● Consigne a
Reprenez telles quelles les lignes des entrées, de celle qui contient « 288, 824, 298] » jusqu'à celle qui contient « 320, 549, 339] », ces deux lignes comprises.

Quelle est la différence entre les deux notions ?
Dans le protectorat, les institutions existantes restent en place et le foncier continu à appartenir au peuple qui est sur place.

Ceux qui ont pris possession de la Calédonie ont donc exclu les habitants de cette terre, ou ils ne les ont pas vus ?
L’une des causes de cette prise de possession était de pouvoir créer les conditions d’une colonisation pénale ou libre. Cela ne pouvait se faire que s’il y avait des terres à distribuer.

Cette thèse a été historiquement établie ?
C’est celle qu’avant moi d’autres ont soutenue. D’autres assurent que cette colonisation n’a été pénale qu’a posteriori, pour justifier cette prise de possession. Mais j’ai essayé de prouver que, depuis 1820, la France était à la recherche d’une colonie pénale.

Avez-vous l’impression que cette histoire-là est assimilée par la population calédonienne descendant des bagnards ?
Si vous m’aviez posé la question il y a trente ans, je n’aurais pas fait la même réponse. Les jeunes générations ne portent pas le même poids, les anciennes disparaissent. Mais il y a tout le travail qui a été fait sur la mémoire, dont je ne suis que l’un des acteurs. C’est pour cela qu’il y a vingt ou trente ans, on n’aurait certainement pas pu ouvrir un Musée du bagne. Il y a aussi eu un travail de la mémoire.

Aujourd’hui, les Calédoniens sont donc plus conscients de leur histoire ?
J’en suis certain. Cette appropriation devient de plus en plus grande. Si on connaît mieux son histoire, on va pouvoir la dire aux autres. Et surtout, les autres vont entendre une histoire vraie, alors qu’ils entendaient une histoire arrangée et qu’ils en étaient conscients. C’est ce qui change. Dans cette difficile construction d’une communauté de destin, une communauté ne peut pas être une communauté de menteurs, même par omission. Ce n’est pas faisable.

Cela renvoie à la formule que vous employez dans l’introduction de l’Archipel des forçats, où vous dites que faire de l’histoire en Calédonie demeure une chimère…
C’est toujours difficile parce que les historiens restent au sens propre du terme des iconoclastes, des briseurs d’image. On brise les images que les gens veulent avoir d’eux-mêmes. Les autres communautés, qui ont vécu les choses autrement, ne comprennent pas qu’on s’arrange avec cette histoire.

Aujourd’hui, on parle plus de « fête de la citoyenneté » plutôt que de prise de possession…
Oui, il y a eu un glissement sémantique. On a parlé de rattachement à la France, de cent ans de présence française en Calédonie. Pendant que l’Afrique se décolonisait, par exemple, le terme de prise de possession a été évacué.

● Consigne b
Résumez en deux phrases l'entretien sur la prise de possession de la Calédonie.

● Entrées à utiliser
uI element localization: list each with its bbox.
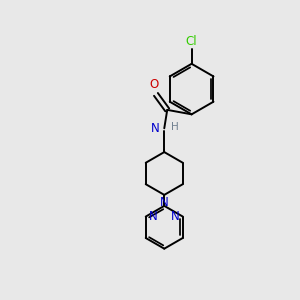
Text: Cl: Cl: [185, 35, 197, 48]
Text: N: N: [170, 210, 179, 223]
Text: O: O: [149, 78, 158, 92]
Text: H: H: [171, 122, 178, 131]
Text: N: N: [149, 210, 158, 223]
Text: N: N: [160, 196, 169, 209]
Text: N: N: [151, 122, 160, 135]
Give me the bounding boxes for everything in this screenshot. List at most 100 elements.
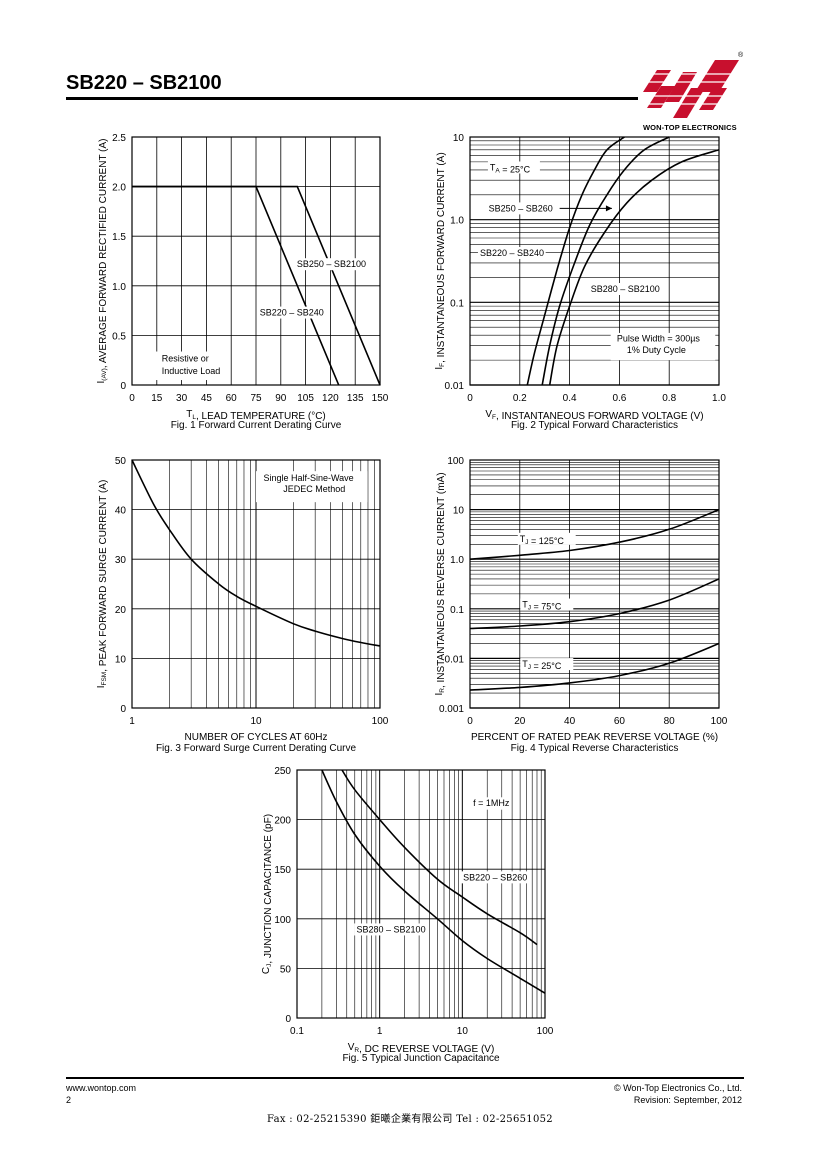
- footer-revision: Revision: September, 2012: [633, 1095, 742, 1105]
- fig4-series-label: TJ = 75°C: [522, 600, 562, 612]
- fig1-xtick-label: 15: [151, 393, 163, 404]
- fig1-caption: Fig. 1 Forward Current Derating Curve: [171, 420, 342, 431]
- fig3-ytick-label: 30: [115, 555, 127, 566]
- fig1-ytick-label: 2.0: [112, 183, 126, 194]
- fig5-frame: [296, 769, 546, 1019]
- fig1-xlabel: TL, LEAD TEMPERATURE (°C): [186, 409, 326, 422]
- fig4-series-label: TJ = 25°C: [522, 659, 562, 671]
- fig3-ytick-label: 40: [115, 506, 127, 517]
- fig5-xtick-label: 100: [537, 1026, 554, 1037]
- fig4-xtick-label: 80: [664, 716, 676, 727]
- fig1-ytick-label: 2.5: [112, 133, 126, 144]
- fig4-frame: [469, 459, 720, 709]
- fig2-xtick-label: 0.6: [612, 393, 626, 404]
- fig2-ytick-label: 1.0: [450, 216, 464, 227]
- fig4-ytick-label: 100: [447, 456, 464, 467]
- fig2-ytick-label: 0.01: [445, 381, 465, 392]
- fig2-series-label: SB220 – SB240: [480, 248, 544, 258]
- fig4-ytick-label: 10: [453, 506, 465, 517]
- fig1-ytick-label: 0: [120, 381, 126, 392]
- fig2-xlabel: VF, INSTANTANEOUS FORWARD VOLTAGE (V): [485, 409, 703, 422]
- fax-tel-line: Fax : 02-25215390 鉅曦企業有限公司 Tel : 02-2565…: [267, 1114, 553, 1125]
- fig3-ytick-label: 0: [120, 704, 126, 715]
- fig1-ylabel: I(AV), AVERAGE FORWARD RECTIFIED CURRENT…: [96, 139, 109, 384]
- footer-page-number: 2: [66, 1095, 72, 1105]
- fig3-caption: Fig. 3 Forward Surge Current Derating Cu…: [156, 743, 357, 754]
- fig2-series-label-bg: [486, 202, 555, 215]
- fig1-xtick-label: 0: [129, 393, 135, 404]
- fig1-ytick-label: 0.5: [112, 331, 126, 342]
- fig2-arrowhead: [605, 205, 612, 212]
- fig4-xtick-label: 0: [467, 716, 473, 727]
- fig5-ytick-label: 100: [274, 915, 291, 926]
- fig2-chart: 0 0.2 0.4 0.6 0.8 1.0 0.01 0.1 1.0 10 VF, INSTANTA…: [434, 133, 726, 431]
- fig3-frame: [131, 459, 381, 709]
- fig3-ylabel: IFSM, PEAK FORWARD SURGE CURRENT (A): [96, 480, 109, 689]
- fig3-annotation: Single Half-Sine-Wave: [263, 473, 353, 483]
- fig5-series-label: SB280 – SB2100: [357, 924, 426, 934]
- fig5-chart: 0.1 1 10 100 0 50 100 150 200 250 VR, DC REVERSE V…: [261, 766, 554, 1064]
- fig2-annotation-bg: [487, 161, 540, 174]
- fig1-series-line: [132, 185, 381, 386]
- fig2-series-label-bg: [477, 247, 546, 260]
- fig4-ytick-label: 0.001: [439, 704, 464, 715]
- fig3-chart: 1 10 100 0 10 20 30 40 50 NUMBER OF CYCLES AT 60H…: [96, 456, 389, 754]
- fig5-xtick-label: 0.1: [290, 1026, 304, 1037]
- fig2-frame: [469, 136, 720, 386]
- fig1-annotation-bg: [148, 351, 230, 381]
- fig2-xtick-label: 0.2: [513, 393, 527, 404]
- fig4-ytick-label: 0.01: [445, 654, 465, 665]
- fig5-ytick-label: 0: [285, 1014, 291, 1025]
- fig3-annotation: JEDEC Method: [283, 484, 345, 494]
- fig1-series-label: SB220 – SB240: [260, 308, 324, 318]
- fig4-xlabel: PERCENT OF RATED PEAK REVERSE VOLTAGE (%…: [471, 732, 718, 743]
- fig5-ytick-label: 200: [274, 816, 291, 827]
- fig4-chart: 0 20 40 60 80 100 0.001 0.01 0.1 1.0 10 100 PERCENT …: [434, 456, 728, 754]
- fig4-ytick-label: 0.1: [450, 605, 464, 616]
- fig4-xtick-label: 20: [514, 716, 526, 727]
- fig2-series-line: [541, 136, 670, 386]
- fig5-ytick-label: 250: [274, 766, 291, 777]
- logo-text: WON-TOP ELECTRONICS: [643, 123, 737, 132]
- fig1-xtick-label: 150: [372, 393, 389, 404]
- fig1-xtick-label: 45: [201, 393, 213, 404]
- fig1-ytick-label: 1.0: [112, 282, 126, 293]
- fig5-ytick-label: 150: [274, 865, 291, 876]
- fig1-xtick-label: 90: [275, 393, 287, 404]
- fig5-series-label-bg: [461, 871, 529, 884]
- fig4-xtick-label: 100: [711, 716, 728, 727]
- fig4-xtick-label: 40: [564, 716, 576, 727]
- fig2-series-label: SB250 – SB260: [489, 203, 553, 213]
- fig4-series-line: [469, 642, 720, 691]
- fig4-series-label: TJ = 125°C: [520, 534, 565, 546]
- fig1-annotation: Resistive or: [162, 353, 209, 363]
- fig5-xtick-label: 1: [377, 1026, 383, 1037]
- fig2-annotation: 1% Duty Cycle: [627, 345, 686, 355]
- fig5-ylabel: CJ, JUNCTION CAPACITANCE (pF): [261, 814, 274, 974]
- fig1-series-label-bg: [257, 306, 326, 319]
- fig3-ytick-label: 10: [115, 654, 127, 665]
- fig1-xtick-label: 135: [347, 393, 364, 404]
- fig3-series-line: [131, 459, 381, 647]
- fig4-caption: Fig. 4 Typical Reverse Characteristics: [511, 743, 679, 754]
- fig4-series-line: [469, 508, 720, 560]
- fig3-xtick-label: 10: [250, 716, 262, 727]
- fig1-series-label: SB250 – SB2100: [297, 259, 366, 269]
- fig4-series-line: [469, 578, 720, 630]
- fig2-series-label: SB280 – SB2100: [591, 284, 660, 294]
- fig1-chart: 0 15 30 45 60 75 90 105 120 135 150 0 0.5 1.0 1.5 2.0 2.…: [96, 133, 389, 431]
- fig2-series-label-bg: [588, 283, 662, 295]
- company-logo: [643, 60, 743, 118]
- fig4-xtick-label: 60: [614, 716, 626, 727]
- fig1-series-label-bg: [294, 258, 368, 271]
- fig2-series-line: [526, 136, 625, 386]
- fig4-series-label-bg: [517, 532, 576, 545]
- fig4-grid: [469, 460, 720, 709]
- fig2-annotation: Pulse Width = 300µs: [617, 334, 700, 344]
- fig3-xtick-label: 1: [129, 716, 135, 727]
- fig1-xtick-label: 75: [250, 393, 262, 404]
- fig2-annotation-bg: [610, 332, 716, 361]
- fig5-series-label-bg: [354, 923, 428, 936]
- fig4-series-label-bg: [520, 598, 574, 611]
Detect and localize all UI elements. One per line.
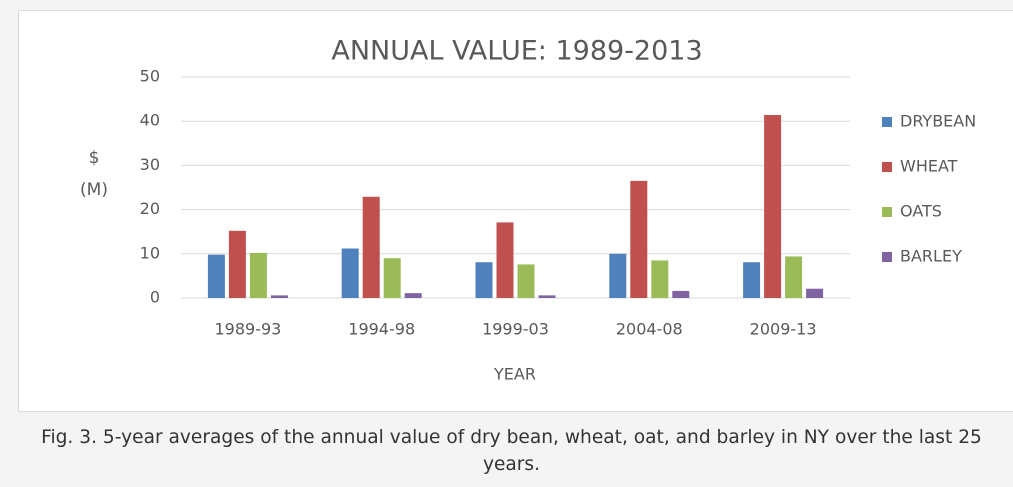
bar	[806, 288, 824, 298]
bar	[651, 260, 669, 298]
bar	[672, 290, 690, 298]
x-axis-label: YEAR	[493, 365, 536, 384]
bar	[517, 264, 535, 298]
bar	[362, 196, 380, 298]
bar	[764, 115, 782, 299]
y-tick-label: 30	[140, 155, 160, 174]
x-tick-label: 1999-03	[482, 320, 549, 339]
y-tick-label: 10	[140, 243, 160, 262]
legend-label: DRYBEAN	[900, 112, 976, 131]
chart: ANNUAL VALUE: 1989-2013 $ (M) YEAR 0 10 20…	[80, 36, 976, 384]
chart-title: ANNUAL VALUE: 1989-2013	[331, 36, 702, 67]
y-tick-label: 0	[150, 288, 160, 307]
x-tick-label: 1994-98	[348, 320, 415, 339]
legend-label: OATS	[900, 202, 942, 221]
legend-swatch	[882, 162, 892, 172]
bar	[249, 252, 267, 298]
bar	[630, 180, 648, 298]
y-tick-label: 40	[140, 111, 160, 130]
bar	[207, 254, 225, 298]
legend-swatch	[882, 252, 892, 262]
x-tick-label: 2004-08	[616, 320, 683, 339]
y-axis-label: (M)	[80, 180, 108, 200]
bar	[538, 295, 556, 298]
x-tick-label: 1989-93	[214, 320, 281, 339]
y-axis-label: $	[89, 148, 100, 168]
bar	[785, 256, 803, 298]
legend-swatch	[882, 117, 892, 127]
bar	[496, 222, 514, 298]
bar	[404, 293, 422, 298]
x-tick-label: 2009-13	[750, 320, 817, 339]
caption: Fig. 3. 5-year averages of the annual va…	[41, 427, 982, 475]
bar	[743, 262, 761, 298]
bar	[341, 248, 359, 298]
bar	[270, 295, 288, 298]
y-tick-label: 50	[140, 67, 160, 86]
legend-swatch	[882, 207, 892, 217]
y-tick-label: 20	[140, 199, 160, 218]
legend-label: WHEAT	[900, 157, 958, 176]
bar	[228, 230, 246, 298]
bar	[475, 262, 493, 298]
bar	[609, 253, 627, 298]
bar	[383, 258, 401, 298]
legend-label: BARLEY	[900, 247, 962, 266]
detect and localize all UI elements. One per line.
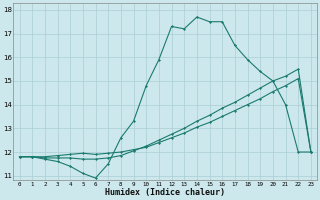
X-axis label: Humidex (Indice chaleur): Humidex (Indice chaleur) xyxy=(105,188,225,197)
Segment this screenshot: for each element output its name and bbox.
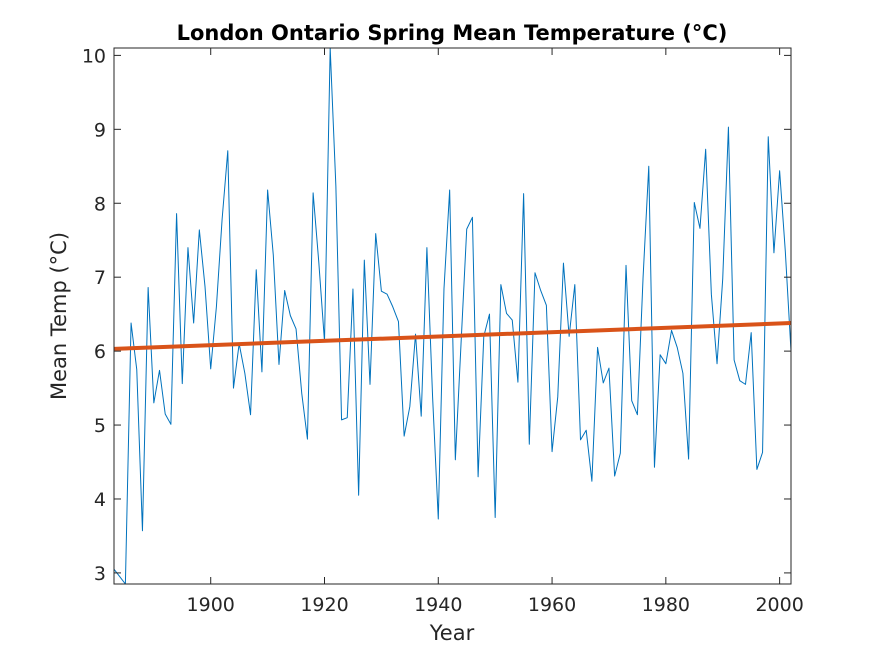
x-tick-label: 1940 xyxy=(414,594,462,616)
x-axis-label: Year xyxy=(429,621,475,645)
y-tick-label: 7 xyxy=(94,267,106,289)
series-line-temperature xyxy=(113,47,792,585)
series-line-trend xyxy=(113,321,792,351)
y-tick-label: 5 xyxy=(94,415,106,437)
y-tick-label: 10 xyxy=(82,45,106,67)
x-tick-label: 1960 xyxy=(528,594,576,616)
x-tick-label: 2000 xyxy=(755,594,803,616)
y-axis-label: Mean Temp (°C) xyxy=(47,232,71,400)
y-tick-label: 4 xyxy=(94,489,106,511)
series-layer xyxy=(113,47,792,585)
y-tick-label: 3 xyxy=(94,563,106,585)
x-tick-label: 1920 xyxy=(300,594,348,616)
y-tick-label: 8 xyxy=(94,193,106,215)
y-tick-label: 6 xyxy=(94,341,106,363)
plot-frame xyxy=(113,47,792,585)
ticks-layer: 1900 1920 1940 1960 1980 2000 3 4 5 6 7 8 9 10 xyxy=(82,45,804,616)
chart-title: London Ontario Spring Mean Temperature (… xyxy=(177,21,728,45)
y-tick-label: 9 xyxy=(94,119,106,141)
x-tick-label: 1900 xyxy=(187,594,235,616)
x-tick-label: 1980 xyxy=(642,594,690,616)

● Réponse finale a
bar	[806, 288, 824, 298]
bar	[651, 260, 669, 298]
bar	[672, 290, 690, 298]
x-axis-label: YEAR	[493, 365, 536, 384]
bar	[517, 264, 535, 298]
bar	[362, 196, 380, 298]
bar	[764, 115, 782, 299]
y-tick-label: 30	[140, 155, 160, 174]
x-tick-label: 1999-03	[482, 320, 549, 339]

● Réponse finale b
Selon la personne interrogée, la prise de possession de la Calédonie devait permettre une colonisation pénale ou libre, ce qui supposait des terres à distribuer, et la France cherchait une colonie pénale depuis 1820. Grâce au travail de mémoire, les Calédoniens connaissent de mieux en mieux leur histoire, même si l'historien reste un briseur d'images, et un glissement sémantique a fait disparaître le terme de prise de possession.